INSTRUCTIONS
1) In the Space Force comments below, how many military satellites does the Union of Concerned Scientists say the U.S. has in orbit?
2) Please rewrite the paragraph of the Space Force comments beginning "But while the electric grid" as a short list that keeps its main facts.

PS: If you google "telephone sanitizers" to remember what else was on board, you find that you can actually buy telephone sanitizers.
Welp, since we regularly get the opposite of whatever politicians say an agency or law will do, I expect this to point an Illudium Q36 Space Modulator at Americans within a decade.
I expect this to point an Illudium Q36 Space Modulator at Americans within a decade.
And then, this being a government project, the Q36 Space Modulator won't work.
"Where's the kaboom? There was supposed to be an Earth shattering kaboom?"
Was "The Core" really that bad of a movie? Be honest....
Stanley Tucci was super obnoxious and then they killed him. So it was not without joy entirely.
Without gps Wall Street will lose an important tool for conducting highly leveraged transactions as a mechanism for fleecing us. Oh no.
I am not aware of any "real world" transactions that are Timed that precisely.
Actually, electronic trades can occur in a period of nano or micro seconds, limited only by the processing speed of the trading operating systems and networks.
Our democracy is under assault! We must conquer the vast reaches of space to secure SATCOM from the red Russian menace and their assault on our democracy.
Information warfare!
Sleeper cells!
Like DHS and ICE, Space Force seems like another unnecessary boondoggle. But hey, I bet it will create thousands of gov't jobs.
So it will have bipartisan support.
But while the electric grid and Wall Street may be vulnerable to a space-based attack, creating an entirely new branch of the military isn't the right response. For one thing, the Pentagon already puts considerable resources into space operations. According to the Union of Concerned Scientists, we have 159 military satellites in orbit. China and Russia have just 75 and 35, respectively.
Indeed, the U.S. already has a kind of Space Force: the Air Force Space Command. And as Reason's Christian Britschgi recently noted, the Air Force currently spends about $8.5 billion a year on its space operations.
While I'm not sold on USSF being The Right Solution, this complaint completely misses the point.

PROVIDED DATA
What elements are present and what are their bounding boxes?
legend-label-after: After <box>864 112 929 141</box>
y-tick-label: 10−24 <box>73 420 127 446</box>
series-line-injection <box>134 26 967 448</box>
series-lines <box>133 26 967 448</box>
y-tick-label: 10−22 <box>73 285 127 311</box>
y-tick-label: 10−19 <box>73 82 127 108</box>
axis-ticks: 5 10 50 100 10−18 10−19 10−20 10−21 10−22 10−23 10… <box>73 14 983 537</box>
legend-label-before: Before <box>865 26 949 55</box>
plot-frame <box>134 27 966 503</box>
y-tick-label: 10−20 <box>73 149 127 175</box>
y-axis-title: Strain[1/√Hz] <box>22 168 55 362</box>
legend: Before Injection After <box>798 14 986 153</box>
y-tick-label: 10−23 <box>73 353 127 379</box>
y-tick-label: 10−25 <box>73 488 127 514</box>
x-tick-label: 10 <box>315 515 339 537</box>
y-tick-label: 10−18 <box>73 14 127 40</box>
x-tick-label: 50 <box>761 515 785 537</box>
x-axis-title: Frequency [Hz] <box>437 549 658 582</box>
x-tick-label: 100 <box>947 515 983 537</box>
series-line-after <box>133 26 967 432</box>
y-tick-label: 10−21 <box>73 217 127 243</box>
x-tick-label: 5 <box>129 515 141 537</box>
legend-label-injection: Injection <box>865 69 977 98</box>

TASK-BY-TASK ANSWERS
1) 159.

2)
- The electric grid and Wall Street may be vulnerable to a space-based attack, but a whole new military branch isn't the right response.
- The Pentagon already devotes considerable resources to space operations.
- The Union of Concerned Scientists counts 159 U.S. military satellites in orbit.
- China has 75 and Russia has 35.